*Requirements*.
Write out the material again word for word, dropping any images it holds.

*Raw data*.
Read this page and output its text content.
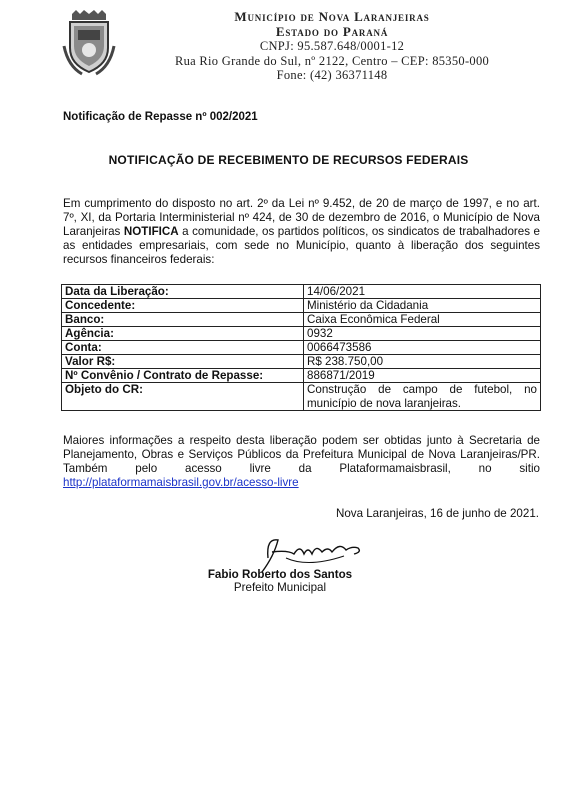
Município de Nova Laranjeiras
Estado do Paraná
CNPJ: 95.587.648/0001-12
Rua Rio Grande do Sul, nº 2122, Centro – CEP: 85350-000
Fone: (42) 36371148
Notificação de Repasse nº 002/2021
NOTIFICAÇÃO DE RECEBIMENTO DE RECURSOS FEDERAIS

Em cumprimento do disposto no art. 2º da Lei nº 9.452, de 20 de março de 1997, e no art. 7º, XI, da Portaria Interministerial nº 424, de 30 de dezembro de 2016, o Município de Nova Laranjeiras NOTIFICA a comunidade, os partidos políticos, os sindicatos de trabalhadores e as entidades empresariais, com sede no Município, quanto à liberação dos seguintes recursos financeiros federais:

Data da Liberação:	14/06/2021
Concedente:	Ministério da Cidadania
Banco:	Caixa Econômica Federal
Agência:	0932
Conta:	0066473586
Valor R$:	R$ 238.750,00
Nº Convênio / Contrato de Repasse:	886871/2019
Objeto do CR:	Construção de campo de futebol, no município de nova laranjeiras.

Maiores informações a respeito desta liberação podem ser obtidas junto à Secretaria de Planejamento, Obras e Serviços Públicos da Prefeitura Municipal de Nova Laranjeiras/PR. Também pelo acesso livre da Plataformamaisbrasil, no sitio http://plataformamaisbrasil.gov.br/acesso-livre

Nova Laranjeiras, 16 de junho de 2021.
Fabio Roberto dos Santos
Prefeito Municipal
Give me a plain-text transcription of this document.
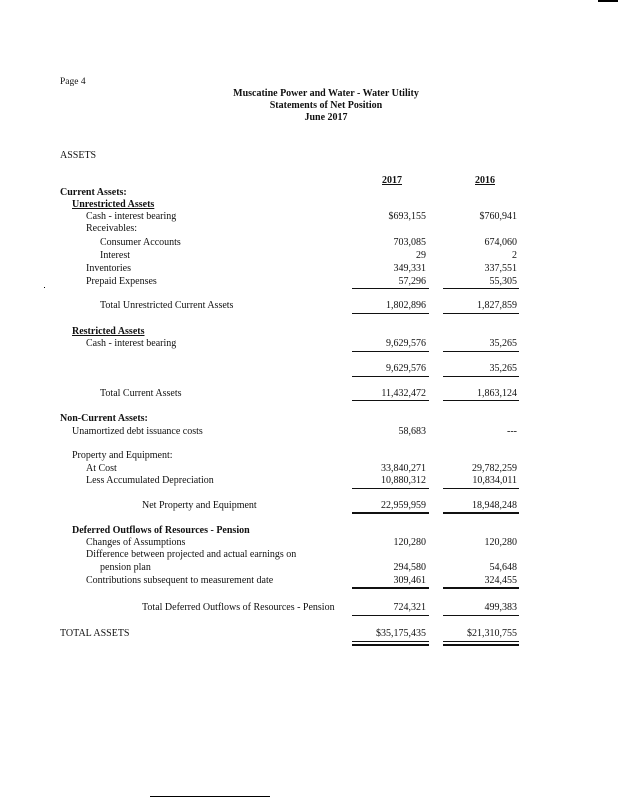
Page 4
Muscatine Power and Water - Water Utility
Statements of Net Position
June 2017
ASSETS
2017	2016
Current Assets:
Unrestricted Assets
Cash - interest bearing	$693,155	$760,941
Receivables:
Consumer Accounts	703,085	674,060
Interest	29	2
Inventories	349,331	337,551
Prepaid Expenses	57,296	55,305
Total Unrestricted Current Assets	1,802,896	1,827,859
Restricted Assets
Cash - interest bearing	9,629,576	35,265
9,629,576	35,265
Total Current Assets	11,432,472	1,863,124
Non-Current Assets:
Unamortized debt issuance costs	58,683	---
Property and Equipment:
At Cost	33,840,271	29,782,259
Less Accumulated Depreciation	10,880,312	10,834,011
Net Property and Equipment	22,959,959	18,948,248
Deferred Outflows of Resources - Pension
Changes of Assumptions	120,280	120,280
Difference between projected and actual earnings on
pension plan	294,580	54,648
Contributions subsequent to measurement date	309,461	324,455
Total Deferred Outflows of Resources - Pension	724,321	499,383
TOTAL ASSETS	$35,175,435	$21,310,755
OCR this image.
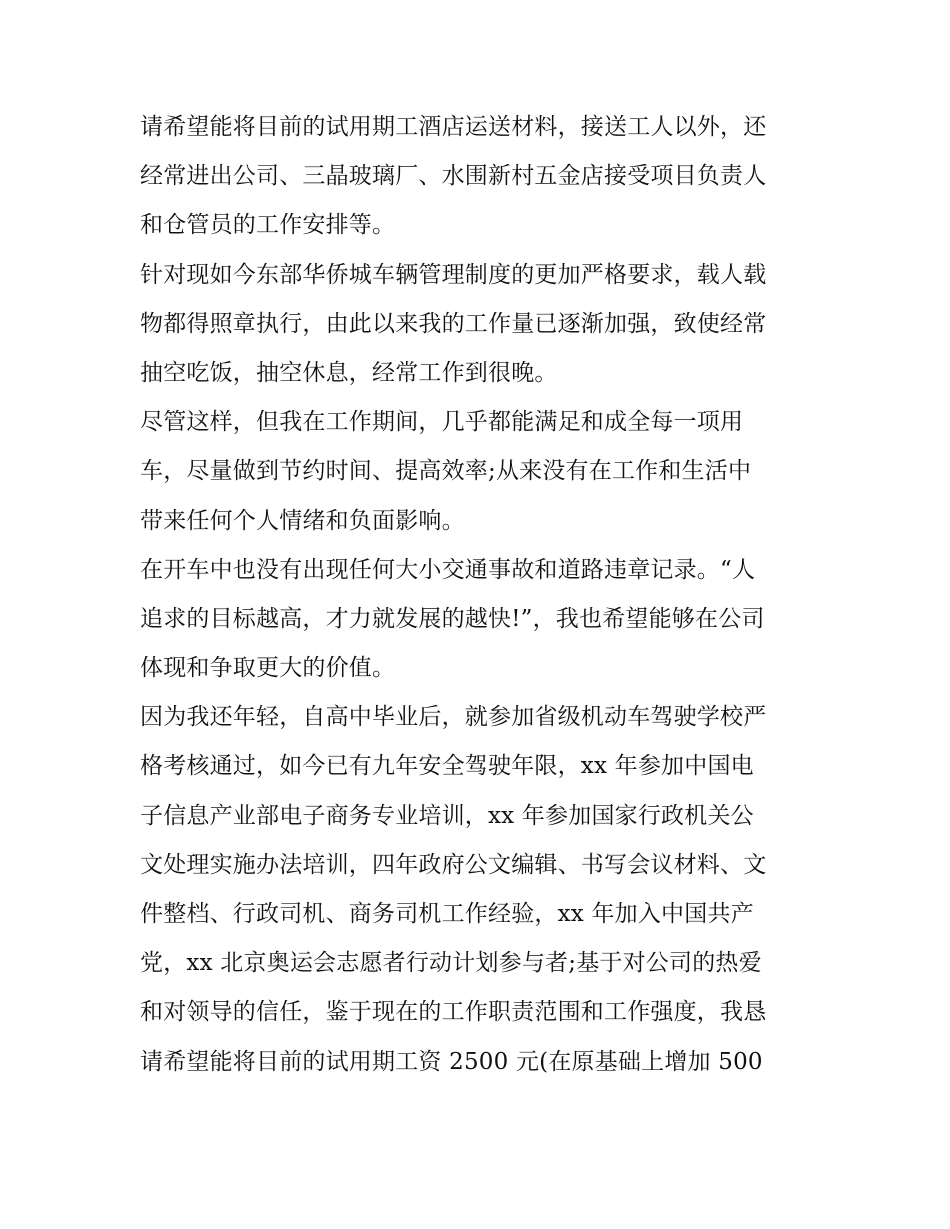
请希望能将目前的试用期工酒店运送材料，接送工人以外，还
经常进出公司、三晶玻璃厂、水围新村五金店接受项目负责人
和仓管员的工作安排等。
针对现如今东部华侨城车辆管理制度的更加严格要求，载人载
物都得照章执行，由此以来我的工作量已逐渐加强，致使经常
抽空吃饭，抽空休息，经常工作到很晚。
尽管这样，但我在工作期间，几乎都能满足和成全每一项用
车，尽量做到节约时间、提高效率;从来没有在工作和生活中
带来任何个人情绪和负面影响。
在开车中也没有出现任何大小交通事故和道路违章记录。“人
追求的目标越高，才力就发展的越快!”，我也希望能够在公司
体现和争取更大的价值。
因为我还年轻，自高中毕业后，就参加省级机动车驾驶学校严
格考核通过，如今已有九年安全驾驶年限，xx 年参加中国电
子信息产业部电子商务专业培训，xx 年参加国家行政机关公
文处理实施办法培训，四年政府公文编辑、书写会议材料、文
件整档、行政司机、商务司机工作经验，xx 年加入中国共产
党，xx 北京奥运会志愿者行动计划参与者;基于对公司的热爱
和对领导的信任，鉴于现在的工作职责范围和工作强度，我恳
请希望能将目前的试用期工资 2500 元(在原基础上增加 500
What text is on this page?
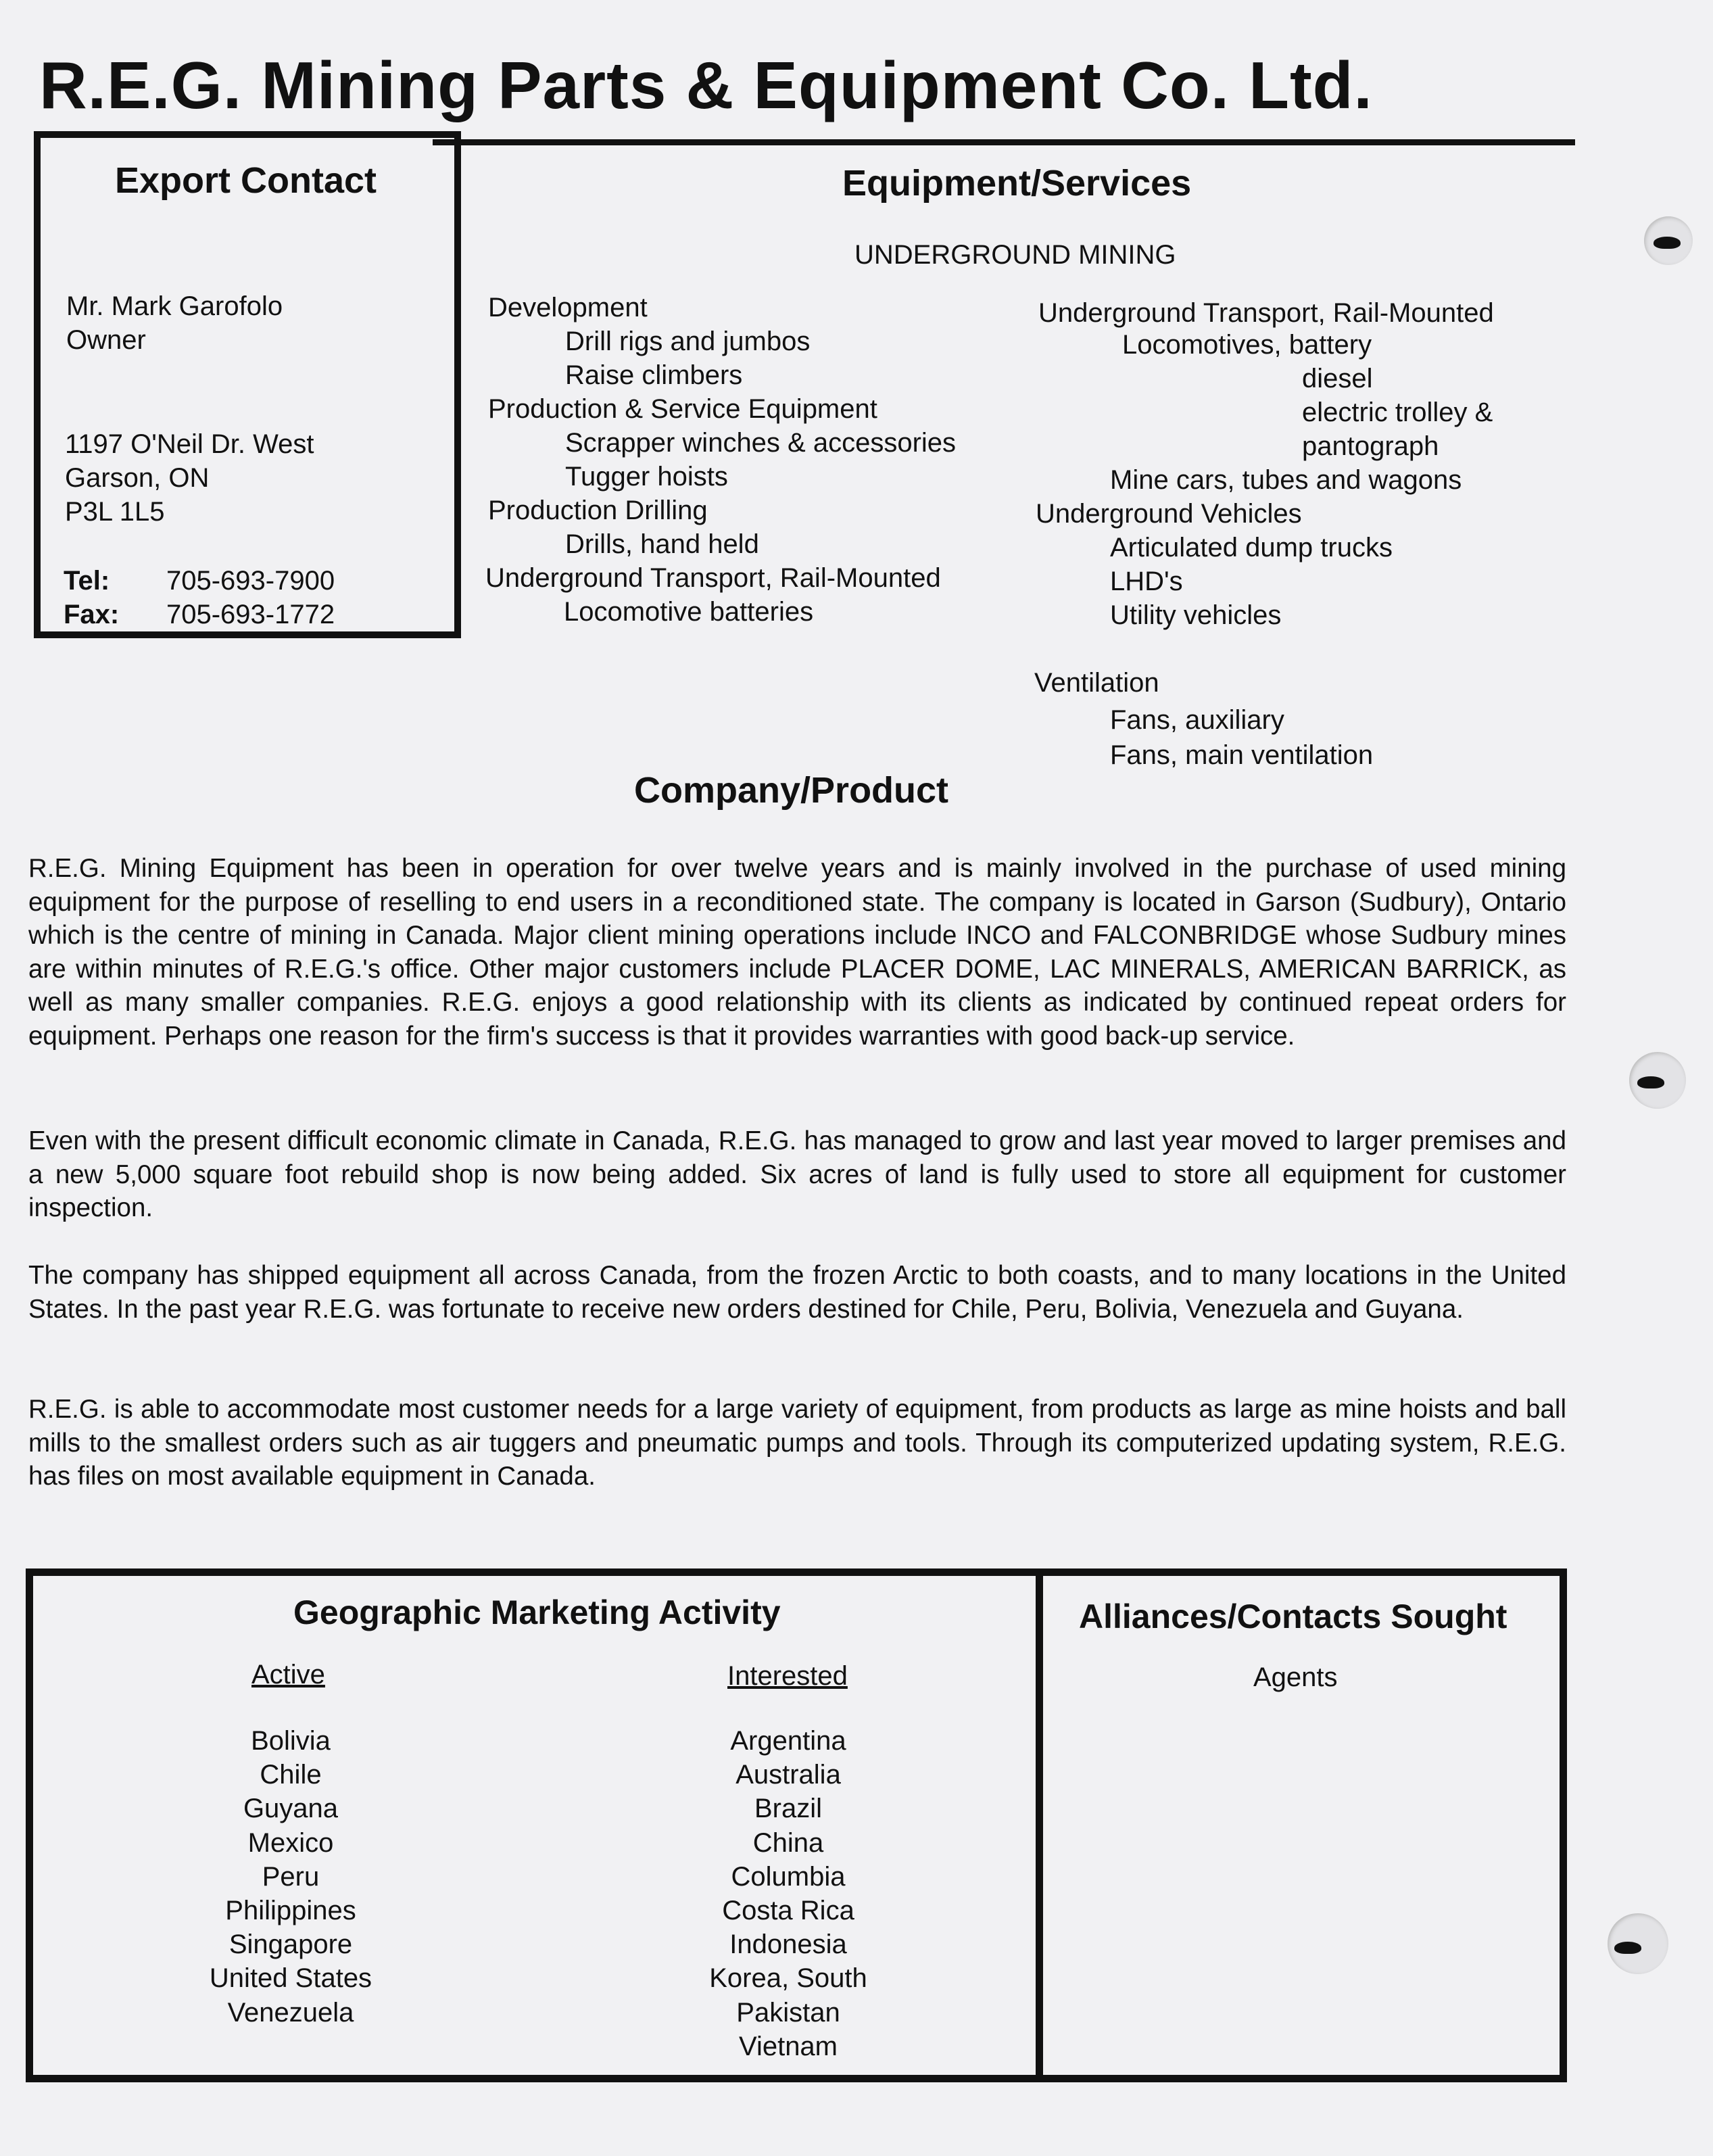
R.E.G. Mining Parts & Equipment Co. Ltd.
Export Contact
Mr. Mark Garofolo
Owner
1197 O'Neil Dr. West
Garson, ON
P3L 1L5
Tel: 705-693-7900
Fax: 705-693-1772
Equipment/Services
UNDERGROUND MINING
Development
Drill rigs and jumbos
Raise climbers
Production & Service Equipment
Scrapper winches & accessories
Tugger hoists
Production Drilling
Drills, hand held
Underground Transport, Rail-Mounted
Locomotive batteries
Underground Transport, Rail-Mounted
Locomotives, battery
diesel
electric trolley &
pantograph
Mine cars, tubes and wagons
Underground Vehicles
Articulated dump trucks
LHD's
Utility vehicles
Ventilation
Fans, auxiliary
Fans, main ventilation
Company/Product
R.E.G. Mining Equipment has been in operation for over twelve years and is mainly involved in the purchase of used mining equipment for the purpose of reselling to end users in a reconditioned state. The company is located in Garson (Sudbury), Ontario which is the centre of mining in Canada. Major client mining operations include INCO and FALCONBRIDGE whose Sudbury mines are within minutes of R.E.G.'s office. Other major customers include PLACER DOME, LAC MINERALS, AMERICAN BARRICK, as well as many smaller companies. R.E.G. enjoys a good relationship with its clients as indicated by continued repeat orders for equipment. Perhaps one reason for the firm's success is that it provides warranties with good back-up service.
Even with the present difficult economic climate in Canada, R.E.G. has managed to grow and last year moved to larger premises and a new 5,000 square foot rebuild shop is now being added. Six acres of land is fully used to store all equipment for customer inspection.
The company has shipped equipment all across Canada, from the frozen Arctic to both coasts, and to many locations in the United States. In the past year R.E.G. was fortunate to receive new orders destined for Chile, Peru, Bolivia, Venezuela and Guyana.
R.E.G. is able to accommodate most customer needs for a large variety of equipment, from products as large as mine hoists and ball mills to the smallest orders such as air tuggers and pneumatic pumps and tools. Through its computerized updating system, R.E.G. has files on most available equipment in Canada.
Geographic Marketing Activity
Active
Bolivia
Chile
Guyana
Mexico
Peru
Philippines
Singapore
United States
Venezuela
Interested
Argentina
Australia
Brazil
China
Columbia
Costa Rica
Indonesia
Korea, South
Pakistan
Vietnam
Alliances/Contacts Sought
Agents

*Solution*.
Read this page and output its text content.
Município de Nova Laranjeiras
Estado do Paraná
CNPJ: 95.587.648/0001-12
Rua Rio Grande do Sul, nº 2122, Centro – CEP: 85350-000
Fone: (42) 36371148
Notificação de Repasse nº 002/2021
NOTIFICAÇÃO DE RECEBIMENTO DE RECURSOS FEDERAIS

Em cumprimento do disposto no art. 2º da Lei nº 9.452, de 20 de março de 1997, e no art. 7º, XI, da Portaria Interministerial nº 424, de 30 de dezembro de 2016, o Município de Nova Laranjeiras NOTIFICA a comunidade, os partidos políticos, os sindicatos de trabalhadores e as entidades empresariais, com sede no Município, quanto à liberação dos seguintes recursos financeiros federais:

Data da Liberação:	14/06/2021
Concedente:	Ministério da Cidadania
Banco:	Caixa Econômica Federal
Agência:	0932
Conta:	0066473586
Valor R$:	R$ 238.750,00
Nº Convênio / Contrato de Repasse:	886871/2019
Objeto do CR:	Construção de campo de futebol, no município de nova laranjeiras.

Maiores informações a respeito desta liberação podem ser obtidas junto à Secretaria de Planejamento, Obras e Serviços Públicos da Prefeitura Municipal de Nova Laranjeiras/PR. Também pelo acesso livre da Plataformamaisbrasil, no sitio http://plataformamaisbrasil.gov.br/acesso-livre

Nova Laranjeiras, 16 de junho de 2021.
Fabio Roberto dos Santos
Prefeito Municipal
Give me a plain-text transcription of this document.
Page 4
Muscatine Power and Water - Water Utility
Statements of Net Position
June 2017
ASSETS
2017	2016
Current Assets:
Unrestricted Assets
Cash - interest bearing	$693,155	$760,941
Receivables:
Consumer Accounts	703,085	674,060
Interest	29	2
Inventories	349,331	337,551
Prepaid Expenses	57,296	55,305
Total Unrestricted Current Assets	1,802,896	1,827,859
Restricted Assets
Cash - interest bearing	9,629,576	35,265
9,629,576	35,265
Total Current Assets	11,432,472	1,863,124
Non-Current Assets:
Unamortized debt issuance costs	58,683	---
Property and Equipment:
At Cost	33,840,271	29,782,259
Less Accumulated Depreciation	10,880,312	10,834,011
Net Property and Equipment	22,959,959	18,948,248
Deferred Outflows of Resources - Pension
Changes of Assumptions	120,280	120,280
Difference between projected and actual earnings on
pension plan	294,580	54,648
Contributions subsequent to measurement date	309,461	324,455
Total Deferred Outflows of Resources - Pension	724,321	499,383
TOTAL ASSETS	$35,175,435	$21,310,755
OCR this image.
请希望能将目前的试用期工酒店运送材料，接送工人以外，还
经常进出公司、三晶玻璃厂、水围新村五金店接受项目负责人
和仓管员的工作安排等。
针对现如今东部华侨城车辆管理制度的更加严格要求，载人载
物都得照章执行，由此以来我的工作量已逐渐加强，致使经常
抽空吃饭，抽空休息，经常工作到很晚。
尽管这样，但我在工作期间，几乎都能满足和成全每一项用
车，尽量做到节约时间、提高效率;从来没有在工作和生活中
带来任何个人情绪和负面影响。
在开车中也没有出现任何大小交通事故和道路违章记录。“人
追求的目标越高，才力就发展的越快!”，我也希望能够在公司
体现和争取更大的价值。
因为我还年轻，自高中毕业后，就参加省级机动车驾驶学校严
格考核通过，如今已有九年安全驾驶年限，xx 年参加中国电
子信息产业部电子商务专业培训，xx 年参加国家行政机关公
文处理实施办法培训，四年政府公文编辑、书写会议材料、文
件整档、行政司机、商务司机工作经验，xx 年加入中国共产
党，xx 北京奥运会志愿者行动计划参与者;基于对公司的热爱
和对领导的信任，鉴于现在的工作职责范围和工作强度，我恳
请希望能将目前的试用期工资 2500 元(在原基础上增加 500
What text is on this page?
R.E.G. Mining Parts & Equipment Co. Ltd.
Export Contact
Mr. Mark Garofolo
Owner
1197 O'Neil Dr. West
Garson, ON
P3L 1L5
Tel: 705-693-7900
Fax: 705-693-1772
Equipment/Services
UNDERGROUND MINING
Development
Drill rigs and jumbos
Raise climbers
Production & Service Equipment
Scrapper winches & accessories
Tugger hoists
Production Drilling
Drills, hand held
Underground Transport, Rail-Mounted
Locomotive batteries
Underground Transport, Rail-Mounted
Locomotives, battery
diesel
electric trolley &
pantograph
Mine cars, tubes and wagons
Underground Vehicles
Articulated dump trucks
LHD's
Utility vehicles
Ventilation
Fans, auxiliary
Fans, main ventilation
Company/Product
R.E.G. Mining Equipment has been in operation for over twelve years and is mainly involved in the purchase of used mining equipment for the purpose of reselling to end users in a reconditioned state. The company is located in Garson (Sudbury), Ontario which is the centre of mining in Canada. Major client mining operations include INCO and FALCONBRIDGE whose Sudbury mines are within minutes of R.E.G.'s office. Other major customers include PLACER DOME, LAC MINERALS, AMERICAN BARRICK, as well as many smaller companies. R.E.G. enjoys a good relationship with its clients as indicated by continued repeat orders for equipment. Perhaps one reason for the firm's success is that it provides warranties with good back-up service.
Even with the present difficult economic climate in Canada, R.E.G. has managed to grow and last year moved to larger premises and a new 5,000 square foot rebuild shop is now being added. Six acres of land is fully used to store all equipment for customer inspection.
The company has shipped equipment all across Canada, from the frozen Arctic to both coasts, and to many locations in the United States. In the past year R.E.G. was fortunate to receive new orders destined for Chile, Peru, Bolivia, Venezuela and Guyana.
R.E.G. is able to accommodate most customer needs for a large variety of equipment, from products as large as mine hoists and ball mills to the smallest orders such as air tuggers and pneumatic pumps and tools. Through its computerized updating system, R.E.G. has files on most available equipment in Canada.
Geographic Marketing Activity
Active
Bolivia
Chile
Guyana
Mexico
Peru
Philippines
Singapore
United States
Venezuela
Interested
Argentina
Australia
Brazil
China
Columbia
Costa Rica
Indonesia
Korea, South
Pakistan
Vietnam
Alliances/Contacts Sought
Agents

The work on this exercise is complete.